## Work to be completed
Wherever the string "PKKP" appears in a line, extract that line.

## Available records
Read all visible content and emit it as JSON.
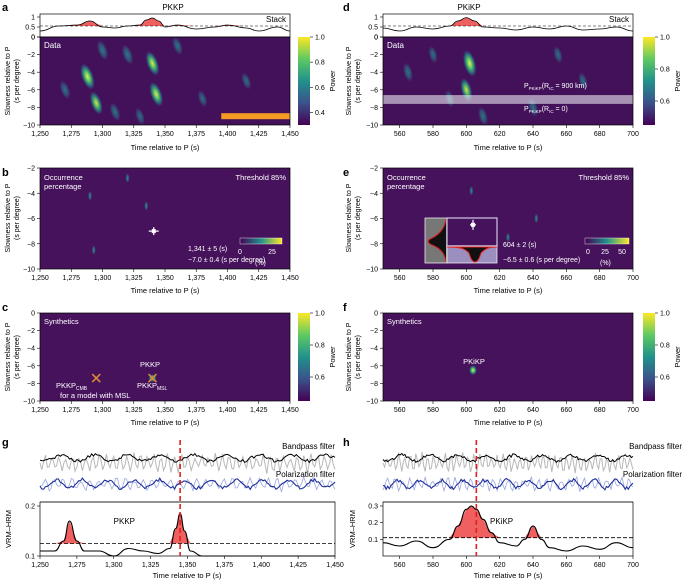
{
  "figure": {
    "panels": [
      {
        "id": "a",
        "label": "a"
      },
      {
        "id": "b",
        "label": "b"
      },
      {
        "id": "c",
        "label": "c"
      },
      {
        "id": "d",
        "label": "d"
      },
      {
        "id": "e",
        "label": "e"
      },
      {
        "id": "f",
        "label": "f"
      },
      {
        "id": "g",
        "label": "g"
      },
      {
        "id": "h",
        "label": "h"
      }
    ],
    "colors": {
      "bg": "#42115a",
      "grid": "#2f0a44",
      "red": "#f06060",
      "orange": "#f59a23",
      "marker": "#d68a3a",
      "dash": "#e02020",
      "blue": "#1f2f99",
      "gray": "#b8b8b8"
    }
  },
  "chart_data": [
    {
      "panel": "a",
      "type": "line+heatmap",
      "top": {
        "title": "PKKP",
        "label": "Stack",
        "yticks": [
          0,
          0.5,
          1
        ],
        "threshold": 0.55,
        "x": [
          1250,
          1265,
          1280,
          1290,
          1300,
          1310,
          1320,
          1330,
          1335,
          1340,
          1345,
          1350,
          1360,
          1375,
          1390,
          1400,
          1415,
          1425,
          1440,
          1450
        ],
        "y": [
          0.3,
          0.55,
          0.6,
          0.8,
          0.5,
          0.45,
          0.55,
          0.6,
          0.85,
          0.95,
          0.8,
          0.5,
          0.6,
          0.4,
          0.5,
          0.6,
          0.45,
          0.3,
          0.5,
          0.3
        ]
      },
      "heatmap": {
        "label": "Data",
        "xlim": [
          1250,
          1450
        ],
        "ylim": [
          -10,
          0
        ],
        "xticks": [
          1250,
          1275,
          1300,
          1325,
          1350,
          1375,
          1400,
          1425,
          1450
        ],
        "xticklabels": [
          "1,250",
          "1,275",
          "1,300",
          "1,325",
          "1,350",
          "1,375",
          "1,400",
          "1,425",
          "1,450"
        ],
        "yticks": [
          0,
          -2,
          -4,
          -6,
          -8,
          -10
        ],
        "xlabel": "Time relative to P (s)",
        "ylabel": "Slowness relative to P",
        "ylabel2": "(s per degree)",
        "hotspots": [
          [
            1288,
            -4.5,
            1.0
          ],
          [
            1295,
            -7.5,
            0.8
          ],
          [
            1340,
            -3,
            0.9
          ],
          [
            1343,
            -6.5,
            0.9
          ],
          [
            1320,
            -2,
            0.6
          ],
          [
            1310,
            -8.5,
            0.5
          ],
          [
            1360,
            -1,
            0.5
          ],
          [
            1380,
            -7,
            0.4
          ],
          [
            1270,
            -6,
            0.5
          ],
          [
            1300,
            -1.5,
            0.6
          ],
          [
            1330,
            -9,
            0.4
          ],
          [
            1415,
            -5,
            0.4
          ]
        ],
        "orange_bar": [
          1395,
          1450,
          -9
        ]
      },
      "colorbar": {
        "label": "Power",
        "ticks": [
          0.4,
          0.6,
          0.8,
          1.0
        ],
        "ticklabels": [
          "0.4",
          "0.6",
          "0.8",
          "1.0"
        ],
        "range": [
          0.3,
          1.0
        ]
      }
    },
    {
      "panel": "b",
      "type": "heatmap",
      "labels": {
        "title": "Occurrence",
        "title2": "percentage",
        "threshold": "Threshold 85%",
        "time_note": "1,341 ± 5 (s)",
        "slow_note": "−7.0 ± 0.4 (s per degree)",
        "unit": "(%)"
      },
      "xlim": [
        1250,
        1450
      ],
      "ylim": [
        -10,
        -2
      ],
      "yticks": [
        -2,
        -4,
        -6,
        -8,
        -10
      ],
      "xticks": [
        1250,
        1275,
        1300,
        1325,
        1350,
        1375,
        1400,
        1425,
        1450
      ],
      "xticklabels": [
        "1,250",
        "1,275",
        "1,300",
        "1,325",
        "1,350",
        "1,375",
        "1,400",
        "1,425",
        "1,450"
      ],
      "xlabel": "Time relative to P (s)",
      "ylabel": "Slowness relative to P",
      "ylabel2": "(s per degree)",
      "marker": [
        1341,
        -7.0
      ],
      "spots": [
        [
          1290,
          -4.2
        ],
        [
          1293,
          -8.5
        ],
        [
          1320,
          -2.8
        ],
        [
          1335,
          -5
        ]
      ],
      "colorbar": {
        "ticks": [
          0,
          25
        ],
        "ticklabels": [
          "0",
          "25"
        ]
      }
    },
    {
      "panel": "c",
      "type": "heatmap",
      "labels": {
        "title": "Synthetics",
        "pkkp": "PKKP",
        "pkkp_cmb": "PKKP",
        "cmb_sub": "CMB",
        "pkkp_msl": "PKKP",
        "msl_sub": "MSL",
        "model_note": "for a model with MSL"
      },
      "xlim": [
        1250,
        1450
      ],
      "ylim": [
        -10,
        0
      ],
      "yticks": [
        0,
        -2,
        -4,
        -6,
        -8,
        -10
      ],
      "xticks": [
        1250,
        1275,
        1300,
        1325,
        1350,
        1375,
        1400,
        1425,
        1450
      ],
      "xticklabels": [
        "1,250",
        "1,275",
        "1,300",
        "1,325",
        "1,350",
        "1,375",
        "1,400",
        "1,425",
        "1,450"
      ],
      "xlabel": "Time relative to P (s)",
      "ylabel": "Slowness relative to P",
      "ylabel2": "(s per degree)",
      "crosses": [
        [
          1295,
          -7.4
        ],
        [
          1340,
          -7.4
        ]
      ],
      "colorbar": {
        "label": "Power",
        "ticks": [
          0.6,
          0.8,
          1.0
        ],
        "ticklabels": [
          "0.6",
          "0.8",
          "1.0"
        ],
        "range": [
          0.45,
          1.0
        ]
      }
    },
    {
      "panel": "d",
      "type": "line+heatmap",
      "top": {
        "title": "PKiKP",
        "label": "Stack",
        "yticks": [
          0,
          0.5,
          1
        ],
        "threshold": 0.55,
        "x": [
          550,
          560,
          570,
          580,
          590,
          595,
          600,
          605,
          610,
          620,
          630,
          640,
          650,
          660,
          670,
          680,
          690,
          700
        ],
        "y": [
          0.45,
          0.3,
          0.5,
          0.4,
          0.55,
          0.8,
          0.97,
          0.8,
          0.5,
          0.45,
          0.35,
          0.5,
          0.4,
          0.55,
          0.35,
          0.4,
          0.5,
          0.3
        ]
      },
      "heatmap": {
        "label": "Data",
        "xlim": [
          550,
          700
        ],
        "ylim": [
          -10,
          0
        ],
        "xticks": [
          560,
          580,
          600,
          620,
          640,
          660,
          680,
          700
        ],
        "xticklabels": [
          "560",
          "580",
          "600",
          "620",
          "640",
          "660",
          "680",
          "700"
        ],
        "yticks": [
          0,
          -2,
          -4,
          -6,
          -8,
          -10
        ],
        "xlabel": "Time relative to P (s)",
        "ylabel": "Slowness relative to P",
        "ylabel2": "(s per degree)",
        "band": [
          -6.6,
          -7.6
        ],
        "annot1": "P",
        "annot1_sub": "PKiKP",
        "annot1_mid": "(R",
        "annot1_sub2": "IC",
        "annot1_end": " = 900 km)",
        "annot2": "P",
        "annot2_sub": "PKiKP",
        "annot2_mid": "(R",
        "annot2_sub2": "IC",
        "annot2_end": " = 0)",
        "hotspots": [
          [
            602,
            -3,
            1.0
          ],
          [
            600,
            -6,
            0.8
          ],
          [
            565,
            -4,
            0.5
          ],
          [
            580,
            -2,
            0.4
          ],
          [
            640,
            -8,
            0.5
          ],
          [
            655,
            -2,
            0.4
          ],
          [
            610,
            -9,
            0.5
          ],
          [
            590,
            -7,
            0.4
          ],
          [
            670,
            -5,
            0.4
          ]
        ]
      },
      "colorbar": {
        "label": "Power",
        "ticks": [
          0.6,
          0.8,
          1.0
        ],
        "ticklabels": [
          "0.6",
          "0.8",
          "1.0"
        ],
        "range": [
          0.45,
          1.0
        ]
      }
    },
    {
      "panel": "e",
      "type": "heatmap",
      "labels": {
        "title": "Occurrence",
        "title2": "percentage",
        "threshold": "Threshold 85%",
        "time_note": "604 ± 2 (s)",
        "slow_note": "−6.5 ± 0.6 (s per degree)",
        "unit": "(%)"
      },
      "xlim": [
        550,
        700
      ],
      "ylim": [
        -10,
        -2
      ],
      "yticks": [
        -2,
        -4,
        -6,
        -8,
        -10
      ],
      "xticks": [
        560,
        580,
        600,
        620,
        640,
        660,
        680,
        700
      ],
      "xticklabels": [
        "560",
        "580",
        "600",
        "620",
        "640",
        "660",
        "680",
        "700"
      ],
      "xlabel": "Time relative to P (s)",
      "ylabel": "Slowness relative to P",
      "ylabel2": "(s per degree)",
      "marker": [
        604,
        -6.5
      ],
      "spots": [
        [
          603,
          -3.8
        ],
        [
          642,
          -6
        ],
        [
          625,
          -7.5
        ]
      ],
      "colorbar": {
        "ticks": [
          0,
          25,
          50
        ],
        "ticklabels": [
          "0",
          "25",
          "50"
        ]
      }
    },
    {
      "panel": "f",
      "type": "heatmap",
      "labels": {
        "title": "Synthetics",
        "pkikp": "PKiKP"
      },
      "xlim": [
        550,
        700
      ],
      "ylim": [
        -10,
        0
      ],
      "yticks": [
        0,
        -2,
        -4,
        -6,
        -8,
        -10
      ],
      "xticks": [
        560,
        580,
        600,
        620,
        640,
        660,
        680,
        700
      ],
      "xticklabels": [
        "560",
        "580",
        "600",
        "620",
        "640",
        "660",
        "680",
        "700"
      ],
      "xlabel": "Time relative to P (s)",
      "ylabel": "Slowness relative to P",
      "ylabel2": "(s per degree)",
      "spot": [
        604,
        -6.5
      ],
      "colorbar": {
        "label": "Power",
        "ticks": [
          0.6,
          0.8,
          1.0
        ],
        "ticklabels": [
          "0.6",
          "0.8",
          "1.0"
        ],
        "range": [
          0.45,
          1.0
        ]
      }
    },
    {
      "panel": "g",
      "type": "line",
      "labels": {
        "bandpass": "Bandpass filter",
        "polarization": "Polarization filter",
        "phase": "PKKP",
        "ylabel": "VRM–HRM",
        "xlabel": "Time relative to P (s)"
      },
      "xlim": [
        1250,
        1450
      ],
      "ylim": [
        0.1,
        0.2
      ],
      "yticks": [
        0.1,
        0.2
      ],
      "yticklabels": [
        "0.1",
        "0.2"
      ],
      "threshold": 0.125,
      "pick": 1345,
      "xticks": [
        1250,
        1275,
        1300,
        1325,
        1350,
        1375,
        1400,
        1425,
        1450
      ],
      "xticklabels": [
        "1,250",
        "1,275",
        "1,300",
        "1,325",
        "1,350",
        "1,375",
        "1,400",
        "1,425",
        "1,450"
      ],
      "x": [
        1250,
        1260,
        1266,
        1270,
        1275,
        1280,
        1290,
        1300,
        1310,
        1320,
        1330,
        1338,
        1342,
        1345,
        1348,
        1352,
        1360,
        1380,
        1400,
        1420,
        1440,
        1450
      ],
      "y": [
        0.11,
        0.11,
        0.13,
        0.17,
        0.13,
        0.11,
        0.11,
        0.1,
        0.115,
        0.11,
        0.105,
        0.115,
        0.155,
        0.185,
        0.15,
        0.11,
        0.1,
        0.1,
        0.1,
        0.1,
        0.1,
        0.1
      ]
    },
    {
      "panel": "h",
      "type": "line",
      "labels": {
        "bandpass": "Bandpass filter",
        "polarization": "Polarization filter",
        "phase": "PKiKP",
        "ylabel": "VRM–HRM",
        "xlabel": "Time relative to P (s)"
      },
      "xlim": [
        550,
        700
      ],
      "ylim": [
        0,
        0.3
      ],
      "yticks": [
        0.1,
        0.2,
        0.3
      ],
      "yticklabels": [
        "0.1",
        "0.2",
        "0.3"
      ],
      "threshold": 0.11,
      "pick": 606,
      "xticks": [
        560,
        580,
        600,
        620,
        640,
        660,
        680,
        700
      ],
      "xticklabels": [
        "560",
        "580",
        "600",
        "620",
        "640",
        "660",
        "680",
        "700"
      ],
      "x": [
        550,
        560,
        570,
        580,
        590,
        595,
        600,
        603,
        606,
        610,
        615,
        620,
        630,
        635,
        640,
        645,
        650,
        660,
        670,
        680,
        690,
        700
      ],
      "y": [
        0.08,
        0.06,
        0.09,
        0.05,
        0.1,
        0.18,
        0.28,
        0.3,
        0.28,
        0.22,
        0.14,
        0.08,
        0.06,
        0.1,
        0.18,
        0.1,
        0.05,
        0.03,
        0.06,
        0.04,
        0.08,
        0.05
      ]
    }
  ]
}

## The answer
        "title": "PKKP",
        "pkkp": "PKKP",
        "pkkp_cmb": "PKKP",
        "pkkp_msl": "PKKP",
        "phase": "PKKP",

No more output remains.